_EXCERPTED RECORDS_

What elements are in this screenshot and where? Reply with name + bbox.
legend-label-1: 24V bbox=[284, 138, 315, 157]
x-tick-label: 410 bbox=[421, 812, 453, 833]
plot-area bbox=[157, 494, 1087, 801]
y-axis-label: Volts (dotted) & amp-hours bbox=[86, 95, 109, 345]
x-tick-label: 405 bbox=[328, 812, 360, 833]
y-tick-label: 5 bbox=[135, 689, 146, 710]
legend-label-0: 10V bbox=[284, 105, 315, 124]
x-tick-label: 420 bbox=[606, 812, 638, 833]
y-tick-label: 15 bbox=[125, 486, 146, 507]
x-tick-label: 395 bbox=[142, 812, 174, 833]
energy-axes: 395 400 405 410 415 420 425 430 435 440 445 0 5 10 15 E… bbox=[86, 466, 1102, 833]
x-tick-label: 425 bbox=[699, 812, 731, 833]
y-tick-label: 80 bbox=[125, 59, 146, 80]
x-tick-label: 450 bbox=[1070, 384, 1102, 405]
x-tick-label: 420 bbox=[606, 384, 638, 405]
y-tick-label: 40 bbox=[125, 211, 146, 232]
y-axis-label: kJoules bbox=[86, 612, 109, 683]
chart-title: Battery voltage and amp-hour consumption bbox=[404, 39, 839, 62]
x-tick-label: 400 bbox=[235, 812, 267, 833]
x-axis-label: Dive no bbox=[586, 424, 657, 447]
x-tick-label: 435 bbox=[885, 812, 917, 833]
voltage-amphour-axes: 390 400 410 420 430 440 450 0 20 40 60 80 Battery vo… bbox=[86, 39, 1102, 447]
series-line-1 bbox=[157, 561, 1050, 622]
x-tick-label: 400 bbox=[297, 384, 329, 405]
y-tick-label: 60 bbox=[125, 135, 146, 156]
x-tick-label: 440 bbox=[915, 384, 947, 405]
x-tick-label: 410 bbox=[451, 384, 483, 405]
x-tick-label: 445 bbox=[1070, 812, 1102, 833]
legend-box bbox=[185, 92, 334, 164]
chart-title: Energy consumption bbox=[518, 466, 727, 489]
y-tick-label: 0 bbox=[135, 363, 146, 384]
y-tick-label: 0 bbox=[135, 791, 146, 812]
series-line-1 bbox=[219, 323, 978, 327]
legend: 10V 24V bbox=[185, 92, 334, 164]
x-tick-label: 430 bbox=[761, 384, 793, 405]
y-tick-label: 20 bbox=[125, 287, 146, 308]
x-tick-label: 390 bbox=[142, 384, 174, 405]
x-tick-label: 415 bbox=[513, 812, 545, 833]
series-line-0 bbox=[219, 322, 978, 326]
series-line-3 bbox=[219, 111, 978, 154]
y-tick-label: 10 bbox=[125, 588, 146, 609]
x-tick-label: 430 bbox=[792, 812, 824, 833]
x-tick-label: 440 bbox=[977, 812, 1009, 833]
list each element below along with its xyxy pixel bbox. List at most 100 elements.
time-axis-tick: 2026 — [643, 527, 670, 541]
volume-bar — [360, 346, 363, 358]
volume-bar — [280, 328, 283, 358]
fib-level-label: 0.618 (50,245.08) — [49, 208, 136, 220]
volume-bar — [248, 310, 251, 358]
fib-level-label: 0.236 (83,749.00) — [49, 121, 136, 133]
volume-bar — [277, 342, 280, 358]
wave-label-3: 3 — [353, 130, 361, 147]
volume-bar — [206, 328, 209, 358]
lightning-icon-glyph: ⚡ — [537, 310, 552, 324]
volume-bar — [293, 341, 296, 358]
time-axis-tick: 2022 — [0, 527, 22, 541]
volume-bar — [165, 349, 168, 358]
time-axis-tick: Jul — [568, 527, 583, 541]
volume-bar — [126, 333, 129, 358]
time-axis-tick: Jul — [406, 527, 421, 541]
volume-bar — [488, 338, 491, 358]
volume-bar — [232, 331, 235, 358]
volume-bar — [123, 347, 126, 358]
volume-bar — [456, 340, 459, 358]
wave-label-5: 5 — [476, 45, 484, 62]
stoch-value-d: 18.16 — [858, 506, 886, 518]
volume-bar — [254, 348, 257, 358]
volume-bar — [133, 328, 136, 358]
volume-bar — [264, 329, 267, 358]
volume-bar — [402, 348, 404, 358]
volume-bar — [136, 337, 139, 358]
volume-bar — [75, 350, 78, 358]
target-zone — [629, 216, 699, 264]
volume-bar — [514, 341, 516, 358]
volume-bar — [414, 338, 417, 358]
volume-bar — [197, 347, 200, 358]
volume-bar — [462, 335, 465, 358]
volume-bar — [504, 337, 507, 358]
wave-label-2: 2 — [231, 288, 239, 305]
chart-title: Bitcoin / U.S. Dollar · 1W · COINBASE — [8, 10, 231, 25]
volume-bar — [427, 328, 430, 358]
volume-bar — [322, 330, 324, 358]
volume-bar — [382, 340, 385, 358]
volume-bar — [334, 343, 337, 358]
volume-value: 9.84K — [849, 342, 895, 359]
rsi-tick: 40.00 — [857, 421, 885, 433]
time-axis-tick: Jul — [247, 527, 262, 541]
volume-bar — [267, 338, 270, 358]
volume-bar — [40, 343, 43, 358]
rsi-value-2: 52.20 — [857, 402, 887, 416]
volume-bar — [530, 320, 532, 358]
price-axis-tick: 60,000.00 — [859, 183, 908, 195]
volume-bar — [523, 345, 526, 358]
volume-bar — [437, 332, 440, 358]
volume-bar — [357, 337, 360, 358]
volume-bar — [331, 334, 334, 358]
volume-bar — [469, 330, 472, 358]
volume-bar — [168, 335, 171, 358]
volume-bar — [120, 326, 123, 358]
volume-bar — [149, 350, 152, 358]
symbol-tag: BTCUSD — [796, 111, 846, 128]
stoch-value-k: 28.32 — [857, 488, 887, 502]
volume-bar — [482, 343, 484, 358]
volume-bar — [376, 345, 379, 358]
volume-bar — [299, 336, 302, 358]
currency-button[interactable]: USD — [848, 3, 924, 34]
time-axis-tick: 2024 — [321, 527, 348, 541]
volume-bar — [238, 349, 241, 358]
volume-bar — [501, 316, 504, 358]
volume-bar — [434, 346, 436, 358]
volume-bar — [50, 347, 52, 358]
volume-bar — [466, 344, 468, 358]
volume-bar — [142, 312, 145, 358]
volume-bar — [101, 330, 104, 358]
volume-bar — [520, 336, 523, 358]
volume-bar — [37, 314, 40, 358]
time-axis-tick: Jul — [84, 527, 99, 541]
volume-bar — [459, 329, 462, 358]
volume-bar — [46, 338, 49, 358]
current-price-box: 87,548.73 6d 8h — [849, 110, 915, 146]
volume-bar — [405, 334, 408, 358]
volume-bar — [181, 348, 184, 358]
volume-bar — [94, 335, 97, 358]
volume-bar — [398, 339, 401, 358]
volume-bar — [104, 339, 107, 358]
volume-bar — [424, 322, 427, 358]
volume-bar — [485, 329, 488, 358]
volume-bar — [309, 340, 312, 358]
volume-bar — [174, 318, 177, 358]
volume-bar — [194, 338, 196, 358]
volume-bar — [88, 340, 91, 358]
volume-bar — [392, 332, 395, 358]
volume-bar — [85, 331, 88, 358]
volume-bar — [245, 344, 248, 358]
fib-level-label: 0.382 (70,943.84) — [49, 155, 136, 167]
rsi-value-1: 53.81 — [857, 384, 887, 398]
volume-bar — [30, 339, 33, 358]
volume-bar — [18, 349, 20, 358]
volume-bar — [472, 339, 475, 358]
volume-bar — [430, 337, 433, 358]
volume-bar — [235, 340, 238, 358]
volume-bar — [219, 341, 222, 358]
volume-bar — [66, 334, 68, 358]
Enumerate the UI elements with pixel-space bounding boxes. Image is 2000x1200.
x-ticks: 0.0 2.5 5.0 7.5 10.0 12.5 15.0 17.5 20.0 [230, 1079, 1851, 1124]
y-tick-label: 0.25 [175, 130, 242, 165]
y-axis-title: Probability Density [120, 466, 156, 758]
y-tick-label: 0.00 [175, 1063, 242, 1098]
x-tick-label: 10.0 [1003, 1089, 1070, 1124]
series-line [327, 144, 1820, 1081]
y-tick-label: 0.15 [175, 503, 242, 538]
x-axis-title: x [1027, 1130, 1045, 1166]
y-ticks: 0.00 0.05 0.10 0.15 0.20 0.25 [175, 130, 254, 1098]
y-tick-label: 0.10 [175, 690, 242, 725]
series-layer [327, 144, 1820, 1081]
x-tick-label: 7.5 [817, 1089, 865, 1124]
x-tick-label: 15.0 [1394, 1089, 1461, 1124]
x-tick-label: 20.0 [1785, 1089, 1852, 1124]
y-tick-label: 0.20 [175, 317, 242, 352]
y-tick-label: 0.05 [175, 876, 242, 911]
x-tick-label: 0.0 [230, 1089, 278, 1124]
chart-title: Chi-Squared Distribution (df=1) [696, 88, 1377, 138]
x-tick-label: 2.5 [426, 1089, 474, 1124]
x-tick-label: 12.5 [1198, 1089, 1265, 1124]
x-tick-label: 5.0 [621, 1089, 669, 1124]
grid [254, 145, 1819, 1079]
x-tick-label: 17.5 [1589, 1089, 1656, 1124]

_GIVEN INSTRUCTION_
Copy out the material above word for word, starting at its very first line and going up to and including the line with "plot-area bbox=[157, 494, 1087, 801]". Copy those lines only.

_WORKED ANSWER_
What elements are in this screenshot and where? Reply with name + bbox.
legend-label-1: 24V bbox=[284, 138, 315, 157]
x-tick-label: 410 bbox=[421, 812, 453, 833]
plot-area bbox=[157, 494, 1087, 801]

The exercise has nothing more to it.